GIVEN EXERCISE – Make an exact copy of all the entries below, with the pictures left out.

STORED DATA –
-- START --

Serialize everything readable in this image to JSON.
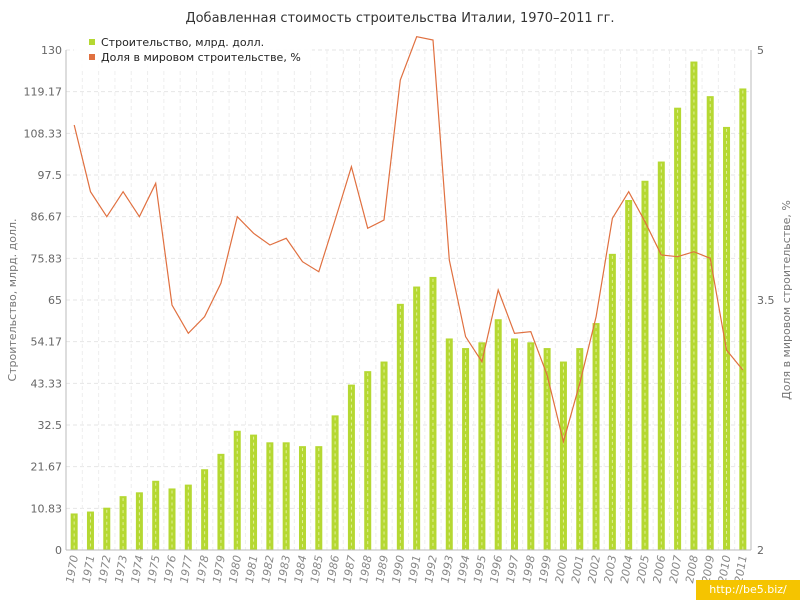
{
  "chart_data": {
    "type": "bar",
    "title": "Добавленная стоимость строительства Италии, 1970–2011 гг.",
    "ylabel": "Строительство, млрд. долл.",
    "y2label": "Доля в мировом строительстве, %",
    "ylim": [
      0,
      130
    ],
    "y2lim": [
      2,
      5
    ],
    "yticks": [
      "0",
      "10.83",
      "21.67",
      "32.5",
      "43.33",
      "54.17",
      "65",
      "75.83",
      "86.67",
      "97.5",
      "108.33",
      "119.17",
      "130"
    ],
    "y2ticks": [
      "2",
      "3.5",
      "5"
    ],
    "grid": true,
    "legend_position": "top-left",
    "categories": [
      "1970",
      "1971",
      "1972",
      "1973",
      "1974",
      "1975",
      "1976",
      "1977",
      "1978",
      "1979",
      "1980",
      "1981",
      "1982",
      "1983",
      "1984",
      "1985",
      "1986",
      "1987",
      "1988",
      "1989",
      "1990",
      "1991",
      "1992",
      "1993",
      "1994",
      "1995",
      "1996",
      "1997",
      "1998",
      "1999",
      "2000",
      "2001",
      "2002",
      "2003",
      "2004",
      "2005",
      "2006",
      "2007",
      "2008",
      "2009",
      "2010",
      "2011"
    ],
    "series": [
      {
        "name": "Строительство, млрд. долл.",
        "kind": "bar",
        "axis": "left",
        "color": "#b5d832",
        "values": [
          9.5,
          10,
          11,
          14,
          15,
          18,
          16,
          17,
          21,
          25,
          31,
          30,
          28,
          28,
          27,
          27,
          35,
          43,
          46.5,
          49,
          64,
          68.5,
          71,
          55,
          52.5,
          54,
          60,
          55,
          54,
          52.5,
          49,
          52.5,
          59,
          77,
          91,
          96,
          101,
          115,
          127,
          118,
          110,
          120
        ]
      },
      {
        "name": "Доля в мировом строительстве, %",
        "kind": "line",
        "axis": "right",
        "color": "#e07040",
        "values": [
          4.55,
          4.15,
          4.0,
          4.15,
          4.0,
          4.2,
          3.47,
          3.3,
          3.4,
          3.6,
          4.0,
          3.9,
          3.83,
          3.87,
          3.73,
          3.67,
          3.98,
          4.3,
          3.93,
          3.98,
          4.82,
          5.08,
          5.06,
          3.74,
          3.28,
          3.13,
          3.56,
          3.3,
          3.31,
          3.05,
          2.65,
          3.0,
          3.4,
          3.99,
          4.15,
          3.97,
          3.77,
          3.76,
          3.79,
          3.75,
          3.2,
          3.08
        ]
      }
    ]
  },
  "watermark": "http://be5.biz/"
}
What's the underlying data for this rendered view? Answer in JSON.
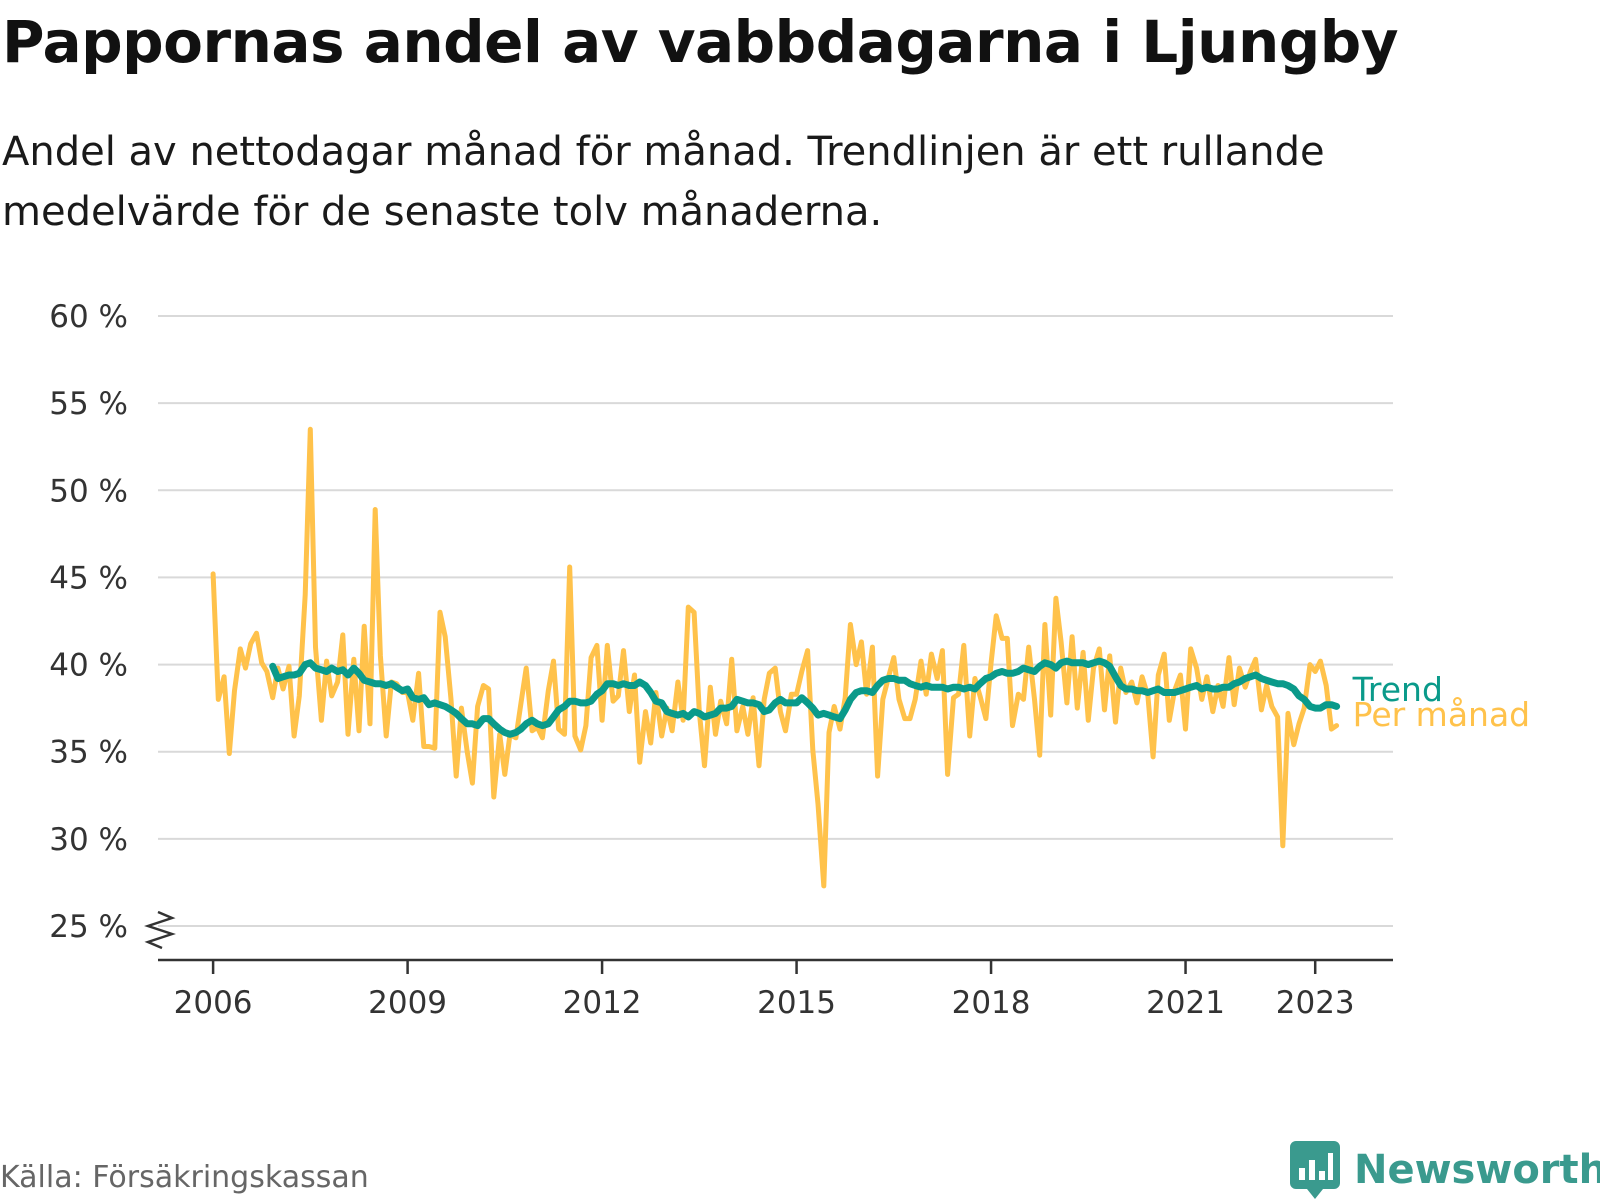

-- END --

SOLUTION –
Serialize everything readable in this image to JSON.
{
  "chart_data": {
    "type": "bar",
    "title": "Добавленная стоимость строительства Италии, 1970–2011 гг.",
    "ylabel": "Строительство, млрд. долл.",
    "y2label": "Доля в мировом строительстве, %",
    "ylim": [
      0,
      130
    ],
    "y2lim": [
      2,
      5
    ],
    "yticks": [
      "0",
      "10.83",
      "21.67",
      "32.5",
      "43.33",
      "54.17",
      "65",
      "75.83",
      "86.67",
      "97.5",
      "108.33",
      "119.17",
      "130"
    ],
    "y2ticks": [
      "2",
      "3.5",
      "5"
    ],
    "grid": true,
    "legend_position": "top-left",
    "categories": [
      "1970",
      "1971",
      "1972",
      "1973",
      "1974",
      "1975",
      "1976",
      "1977",
      "1978",
      "1979",
      "1980",
      "1981",
      "1982",
      "1983",
      "1984",
      "1985",
      "1986",
      "1987",
      "1988",
      "1989",
      "1990",
      "1991",
      "1992",
      "1993",
      "1994",
      "1995",
      "1996",
      "1997",
      "1998",
      "1999",
      "2000",
      "2001",
      "2002",
      "2003",
      "2004",
      "2005",
      "2006",
      "2007",
      "2008",
      "2009",
      "2010",
      "2011"
    ],
    "series": [
      {
        "name": "Строительство, млрд. долл.",
        "kind": "bar",
        "axis": "left",
        "color": "#b5d832",
        "values": [
          9.5,
          10,
          11,
          14,
          15,
          18,
          16,
          17,
          21,
          25,
          31,
          30,
          28,
          28,
          27,
          27,
          35,
          43,
          46.5,
          49,
          64,
          68.5,
          71,
          55,
          52.5,
          54,
          60,
          55,
          54,
          52.5,
          49,
          52.5,
          59,
          77,
          91,
          96,
          101,
          115,
          127,
          118,
          110,
          120
        ]
      },
      {
        "name": "Доля в мировом строительстве, %",
        "kind": "line",
        "axis": "right",
        "color": "#e07040",
        "values": [
          4.55,
          4.15,
          4.0,
          4.15,
          4.0,
          4.2,
          3.47,
          3.3,
          3.4,
          3.6,
          4.0,
          3.9,
          3.83,
          3.87,
          3.73,
          3.67,
          3.98,
          4.3,
          3.93,
          3.98,
          4.82,
          5.08,
          5.06,
          3.74,
          3.28,
          3.13,
          3.56,
          3.3,
          3.31,
          3.05,
          2.65,
          3.0,
          3.4,
          3.99,
          4.15,
          3.97,
          3.77,
          3.76,
          3.79,
          3.75,
          3.2,
          3.08
        ]
      }
    ]
  },
  "watermark": "http://be5.biz/"
}
What's the underlying data for this rendered view? Answer in JSON.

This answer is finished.